====== Records for processing ======

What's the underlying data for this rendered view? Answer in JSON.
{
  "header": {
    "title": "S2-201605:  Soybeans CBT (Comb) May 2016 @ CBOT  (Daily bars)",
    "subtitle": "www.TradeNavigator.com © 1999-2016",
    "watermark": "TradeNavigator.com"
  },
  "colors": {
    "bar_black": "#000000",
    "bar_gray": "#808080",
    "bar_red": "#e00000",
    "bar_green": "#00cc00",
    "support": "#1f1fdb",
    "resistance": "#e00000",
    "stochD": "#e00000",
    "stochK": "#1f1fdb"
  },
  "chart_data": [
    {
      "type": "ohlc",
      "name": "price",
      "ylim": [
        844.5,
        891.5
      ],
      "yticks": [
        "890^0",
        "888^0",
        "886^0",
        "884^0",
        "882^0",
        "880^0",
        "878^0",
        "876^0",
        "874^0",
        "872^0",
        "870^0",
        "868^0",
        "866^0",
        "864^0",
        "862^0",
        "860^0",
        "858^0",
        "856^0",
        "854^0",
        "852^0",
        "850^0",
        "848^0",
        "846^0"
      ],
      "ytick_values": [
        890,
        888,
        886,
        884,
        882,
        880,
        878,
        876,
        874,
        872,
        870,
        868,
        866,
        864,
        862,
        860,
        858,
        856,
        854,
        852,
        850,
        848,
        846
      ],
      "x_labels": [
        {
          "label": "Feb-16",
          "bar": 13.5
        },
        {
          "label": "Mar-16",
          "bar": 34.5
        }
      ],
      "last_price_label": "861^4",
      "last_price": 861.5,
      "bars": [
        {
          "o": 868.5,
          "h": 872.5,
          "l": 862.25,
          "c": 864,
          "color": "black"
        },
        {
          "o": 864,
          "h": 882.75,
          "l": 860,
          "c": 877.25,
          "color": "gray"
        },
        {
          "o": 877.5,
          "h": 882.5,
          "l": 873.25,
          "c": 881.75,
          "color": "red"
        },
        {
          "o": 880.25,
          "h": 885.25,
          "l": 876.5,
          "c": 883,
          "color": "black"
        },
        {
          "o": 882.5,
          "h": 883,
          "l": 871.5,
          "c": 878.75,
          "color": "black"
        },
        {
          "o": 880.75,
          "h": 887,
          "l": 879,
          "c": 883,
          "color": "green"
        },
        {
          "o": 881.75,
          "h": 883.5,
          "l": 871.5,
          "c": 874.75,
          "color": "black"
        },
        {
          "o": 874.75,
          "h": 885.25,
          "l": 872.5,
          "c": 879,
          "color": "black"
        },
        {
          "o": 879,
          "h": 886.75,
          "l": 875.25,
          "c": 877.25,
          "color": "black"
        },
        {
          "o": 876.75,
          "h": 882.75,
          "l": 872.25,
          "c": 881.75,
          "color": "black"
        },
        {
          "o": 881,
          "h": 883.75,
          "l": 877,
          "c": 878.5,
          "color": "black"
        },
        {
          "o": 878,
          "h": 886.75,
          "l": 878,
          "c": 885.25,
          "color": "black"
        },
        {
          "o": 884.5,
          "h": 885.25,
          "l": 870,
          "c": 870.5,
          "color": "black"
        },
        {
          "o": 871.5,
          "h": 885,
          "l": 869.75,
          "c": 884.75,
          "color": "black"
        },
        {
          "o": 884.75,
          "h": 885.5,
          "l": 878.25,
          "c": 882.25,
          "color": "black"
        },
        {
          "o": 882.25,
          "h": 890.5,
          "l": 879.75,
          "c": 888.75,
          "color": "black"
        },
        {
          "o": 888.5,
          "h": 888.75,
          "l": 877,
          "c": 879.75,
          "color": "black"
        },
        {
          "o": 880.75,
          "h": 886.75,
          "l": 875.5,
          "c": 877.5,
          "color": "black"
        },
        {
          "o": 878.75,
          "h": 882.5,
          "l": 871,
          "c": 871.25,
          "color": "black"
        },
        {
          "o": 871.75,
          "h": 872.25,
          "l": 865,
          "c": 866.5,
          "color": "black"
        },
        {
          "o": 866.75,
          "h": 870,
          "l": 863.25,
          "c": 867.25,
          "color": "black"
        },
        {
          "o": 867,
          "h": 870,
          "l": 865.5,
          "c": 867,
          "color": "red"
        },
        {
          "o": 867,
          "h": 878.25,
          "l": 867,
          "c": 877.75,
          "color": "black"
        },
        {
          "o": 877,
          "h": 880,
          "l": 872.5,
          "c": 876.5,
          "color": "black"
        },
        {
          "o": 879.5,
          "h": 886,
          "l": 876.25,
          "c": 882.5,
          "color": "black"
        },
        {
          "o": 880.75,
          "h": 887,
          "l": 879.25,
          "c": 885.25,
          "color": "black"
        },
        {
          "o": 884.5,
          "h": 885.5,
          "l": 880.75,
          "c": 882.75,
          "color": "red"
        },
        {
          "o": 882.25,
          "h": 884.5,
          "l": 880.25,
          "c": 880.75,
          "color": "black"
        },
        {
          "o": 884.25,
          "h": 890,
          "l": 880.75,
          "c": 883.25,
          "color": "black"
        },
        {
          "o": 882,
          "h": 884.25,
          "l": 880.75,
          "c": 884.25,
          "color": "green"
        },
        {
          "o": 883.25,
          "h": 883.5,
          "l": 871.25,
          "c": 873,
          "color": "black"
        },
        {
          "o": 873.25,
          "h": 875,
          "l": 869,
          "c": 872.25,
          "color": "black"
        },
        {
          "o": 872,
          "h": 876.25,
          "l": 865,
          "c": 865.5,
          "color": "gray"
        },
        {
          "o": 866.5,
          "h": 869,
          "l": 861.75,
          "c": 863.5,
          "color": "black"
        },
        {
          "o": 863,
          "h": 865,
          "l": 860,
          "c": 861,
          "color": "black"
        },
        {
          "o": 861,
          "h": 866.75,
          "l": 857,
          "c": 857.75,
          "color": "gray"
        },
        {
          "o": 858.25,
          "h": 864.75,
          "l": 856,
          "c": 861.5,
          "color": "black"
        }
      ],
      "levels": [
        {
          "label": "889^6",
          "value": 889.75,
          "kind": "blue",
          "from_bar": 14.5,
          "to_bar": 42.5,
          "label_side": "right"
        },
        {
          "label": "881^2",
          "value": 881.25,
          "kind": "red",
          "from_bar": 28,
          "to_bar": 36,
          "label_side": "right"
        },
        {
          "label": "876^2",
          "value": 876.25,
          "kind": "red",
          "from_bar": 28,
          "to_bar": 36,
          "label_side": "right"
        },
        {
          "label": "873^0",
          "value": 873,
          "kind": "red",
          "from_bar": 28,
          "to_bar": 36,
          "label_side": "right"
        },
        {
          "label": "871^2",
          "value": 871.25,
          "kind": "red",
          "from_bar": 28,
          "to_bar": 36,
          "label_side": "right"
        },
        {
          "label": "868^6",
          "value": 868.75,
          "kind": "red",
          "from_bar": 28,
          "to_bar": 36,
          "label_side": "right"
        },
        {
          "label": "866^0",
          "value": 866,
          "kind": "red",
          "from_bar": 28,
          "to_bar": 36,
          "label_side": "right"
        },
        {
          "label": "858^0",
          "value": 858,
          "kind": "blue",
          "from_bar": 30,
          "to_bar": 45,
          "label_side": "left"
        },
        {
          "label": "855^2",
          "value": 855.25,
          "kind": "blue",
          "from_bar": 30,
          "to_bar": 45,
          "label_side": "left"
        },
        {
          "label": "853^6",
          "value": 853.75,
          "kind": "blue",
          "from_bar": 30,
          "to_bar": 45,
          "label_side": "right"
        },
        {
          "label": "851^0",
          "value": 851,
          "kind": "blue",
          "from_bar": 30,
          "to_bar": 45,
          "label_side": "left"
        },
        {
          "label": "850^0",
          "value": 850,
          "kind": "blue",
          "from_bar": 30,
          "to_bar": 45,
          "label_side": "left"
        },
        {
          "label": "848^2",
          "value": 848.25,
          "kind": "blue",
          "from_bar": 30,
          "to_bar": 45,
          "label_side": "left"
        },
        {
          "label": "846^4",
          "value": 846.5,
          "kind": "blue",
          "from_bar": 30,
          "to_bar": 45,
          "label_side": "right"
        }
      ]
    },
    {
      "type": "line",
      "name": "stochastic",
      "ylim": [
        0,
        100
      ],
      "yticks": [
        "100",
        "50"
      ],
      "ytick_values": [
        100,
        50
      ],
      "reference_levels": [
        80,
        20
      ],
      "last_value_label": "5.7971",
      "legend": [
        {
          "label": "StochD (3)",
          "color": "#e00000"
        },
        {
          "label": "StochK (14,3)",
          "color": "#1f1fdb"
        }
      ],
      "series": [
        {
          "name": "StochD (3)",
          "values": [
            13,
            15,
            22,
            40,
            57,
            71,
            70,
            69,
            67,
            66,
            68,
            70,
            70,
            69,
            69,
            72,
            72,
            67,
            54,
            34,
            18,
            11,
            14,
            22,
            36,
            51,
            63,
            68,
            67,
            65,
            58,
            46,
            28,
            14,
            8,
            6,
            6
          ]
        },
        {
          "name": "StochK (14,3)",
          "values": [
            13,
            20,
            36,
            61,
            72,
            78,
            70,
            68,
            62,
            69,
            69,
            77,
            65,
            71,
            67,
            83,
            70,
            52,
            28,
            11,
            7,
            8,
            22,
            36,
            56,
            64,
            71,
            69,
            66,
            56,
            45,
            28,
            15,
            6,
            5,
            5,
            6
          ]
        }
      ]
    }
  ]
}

======

*Task description:*
Return all lines with the word "bars" in them.

*Task answer:*
    "title": "S2-201605:  Soybeans CBT (Comb) May 2016 @ CBOT  (Daily bars)",
      "bars": [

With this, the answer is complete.